Reproduce the data word for word, from its first line through the line containing "The lubricating material 19 is at (315, 97).", both included.
Start RECORDS TO USE
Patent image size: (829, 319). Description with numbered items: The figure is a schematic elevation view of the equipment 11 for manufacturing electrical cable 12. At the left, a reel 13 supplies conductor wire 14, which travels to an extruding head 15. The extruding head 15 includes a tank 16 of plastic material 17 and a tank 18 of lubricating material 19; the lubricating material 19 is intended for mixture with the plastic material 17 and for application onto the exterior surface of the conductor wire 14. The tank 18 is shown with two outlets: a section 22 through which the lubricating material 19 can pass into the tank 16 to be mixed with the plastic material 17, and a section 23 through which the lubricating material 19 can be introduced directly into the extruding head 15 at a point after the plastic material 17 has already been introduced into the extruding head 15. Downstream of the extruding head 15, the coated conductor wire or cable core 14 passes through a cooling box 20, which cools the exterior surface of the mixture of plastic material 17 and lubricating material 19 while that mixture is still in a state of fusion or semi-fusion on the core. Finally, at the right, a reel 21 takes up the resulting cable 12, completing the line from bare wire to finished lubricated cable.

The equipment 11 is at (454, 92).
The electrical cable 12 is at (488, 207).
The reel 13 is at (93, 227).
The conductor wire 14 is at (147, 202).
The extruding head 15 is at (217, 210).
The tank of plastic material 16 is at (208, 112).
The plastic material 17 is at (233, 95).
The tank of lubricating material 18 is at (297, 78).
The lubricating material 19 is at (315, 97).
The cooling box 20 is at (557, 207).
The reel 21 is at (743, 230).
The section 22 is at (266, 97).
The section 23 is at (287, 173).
End RECORDS TO USE
▶ _WRITTEN SOLUTION_
Patent image size: (829, 319). Description with numbered items: The figure is a schematic elevation view of the equipment 11 for manufacturing electrical cable 12. At the left, a reel 13 supplies conductor wire 14, which travels to an extruding head 15. The extruding head 15 includes a tank 16 of plastic material 17 and a tank 18 of lubricating material 19; the lubricating material 19 is intended for mixture with the plastic material 17 and for application onto the exterior surface of the conductor wire 14. The tank 18 is shown with two outlets: a section 22 through which the lubricating material 19 can pass into the tank 16 to be mixed with the plastic material 17, and a section 23 through which the lubricating material 19 can be introduced directly into the extruding head 15 at a point after the plastic material 17 has already been introduced into the extruding head 15. Downstream of the extruding head 15, the coated conductor wire or cable core 14 passes through a cooling box 20, which cools the exterior surface of the mixture of plastic material 17 and lubricating material 19 while that mixture is still in a state of fusion or semi-fusion on the core. Finally, at the right, a reel 21 takes up the resulting cable 12, completing the line from bare wire to finished lubricated cable.

The equipment 11 is at (454, 92).
The electrical cable 12 is at (488, 207).
The reel 13 is at (93, 227).
The conductor wire 14 is at (147, 202).
The extruding head 15 is at (217, 210).
The tank of plastic material 16 is at (208, 112).
The plastic material 17 is at (233, 95).
The tank of lubricating material 18 is at (297, 78).
The lubricating material 19 is at (315, 97).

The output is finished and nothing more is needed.